Objective: Pull out each line of the data that includes the word "desc".

____ Record extracts

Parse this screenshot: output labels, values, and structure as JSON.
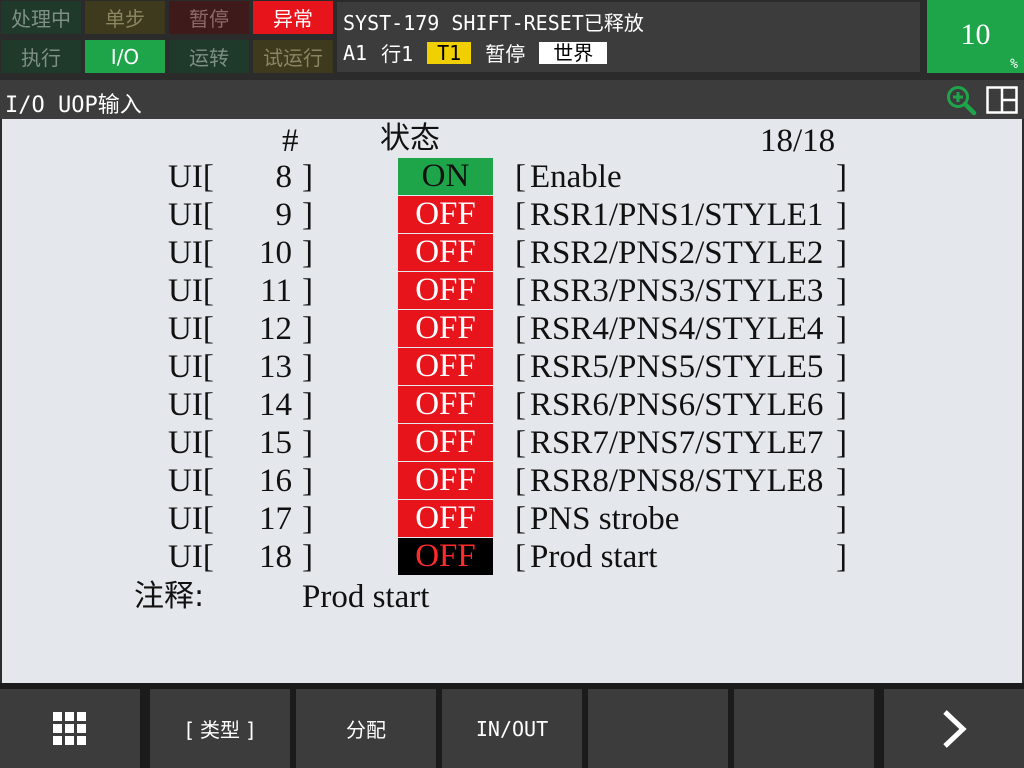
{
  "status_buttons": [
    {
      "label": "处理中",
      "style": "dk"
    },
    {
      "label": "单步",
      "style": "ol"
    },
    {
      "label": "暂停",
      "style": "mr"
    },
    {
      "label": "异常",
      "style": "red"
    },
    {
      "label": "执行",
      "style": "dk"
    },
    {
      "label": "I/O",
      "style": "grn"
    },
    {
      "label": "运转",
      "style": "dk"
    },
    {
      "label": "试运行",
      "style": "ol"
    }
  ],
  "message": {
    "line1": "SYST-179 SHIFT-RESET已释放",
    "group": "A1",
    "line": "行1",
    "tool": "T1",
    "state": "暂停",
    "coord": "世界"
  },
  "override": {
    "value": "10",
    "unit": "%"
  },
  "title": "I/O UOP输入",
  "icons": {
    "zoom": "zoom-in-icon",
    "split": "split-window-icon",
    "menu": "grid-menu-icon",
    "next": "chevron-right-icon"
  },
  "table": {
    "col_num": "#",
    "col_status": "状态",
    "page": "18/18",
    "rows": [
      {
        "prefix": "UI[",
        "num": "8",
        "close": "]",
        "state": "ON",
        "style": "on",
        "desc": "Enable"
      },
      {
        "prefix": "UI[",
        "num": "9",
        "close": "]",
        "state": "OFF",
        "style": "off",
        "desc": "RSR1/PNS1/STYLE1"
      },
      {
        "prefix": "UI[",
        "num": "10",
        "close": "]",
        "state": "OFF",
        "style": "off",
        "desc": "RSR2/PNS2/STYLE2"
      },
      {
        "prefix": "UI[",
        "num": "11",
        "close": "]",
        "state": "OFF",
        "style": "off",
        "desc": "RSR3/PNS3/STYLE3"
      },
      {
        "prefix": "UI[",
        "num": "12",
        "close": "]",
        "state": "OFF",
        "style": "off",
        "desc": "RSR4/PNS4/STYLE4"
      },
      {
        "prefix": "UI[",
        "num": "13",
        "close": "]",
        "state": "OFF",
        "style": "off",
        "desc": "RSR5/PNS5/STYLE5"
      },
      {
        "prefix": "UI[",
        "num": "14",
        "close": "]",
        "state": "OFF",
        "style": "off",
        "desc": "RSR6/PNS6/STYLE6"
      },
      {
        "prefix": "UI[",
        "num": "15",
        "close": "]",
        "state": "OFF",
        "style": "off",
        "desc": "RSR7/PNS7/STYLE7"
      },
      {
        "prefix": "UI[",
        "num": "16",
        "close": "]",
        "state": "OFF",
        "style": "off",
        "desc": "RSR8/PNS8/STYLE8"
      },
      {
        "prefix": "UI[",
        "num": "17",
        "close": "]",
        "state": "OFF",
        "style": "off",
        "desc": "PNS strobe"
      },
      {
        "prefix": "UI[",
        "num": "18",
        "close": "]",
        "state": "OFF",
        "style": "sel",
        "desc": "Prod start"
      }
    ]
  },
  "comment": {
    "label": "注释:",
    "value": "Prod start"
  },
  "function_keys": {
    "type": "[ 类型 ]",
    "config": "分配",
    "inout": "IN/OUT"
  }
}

________

Complete answer:
        "desc": "Enable"
        "desc": "RSR1/PNS1/STYLE1"
        "desc": "RSR2/PNS2/STYLE2"
        "desc": "RSR3/PNS3/STYLE3"
        "desc": "RSR4/PNS4/STYLE4"
        "desc": "RSR5/PNS5/STYLE5"
        "desc": "RSR6/PNS6/STYLE6"
        "desc": "RSR7/PNS7/STYLE7"
        "desc": "RSR8/PNS8/STYLE8"
        "desc": "PNS strobe"
        "desc": "Prod start"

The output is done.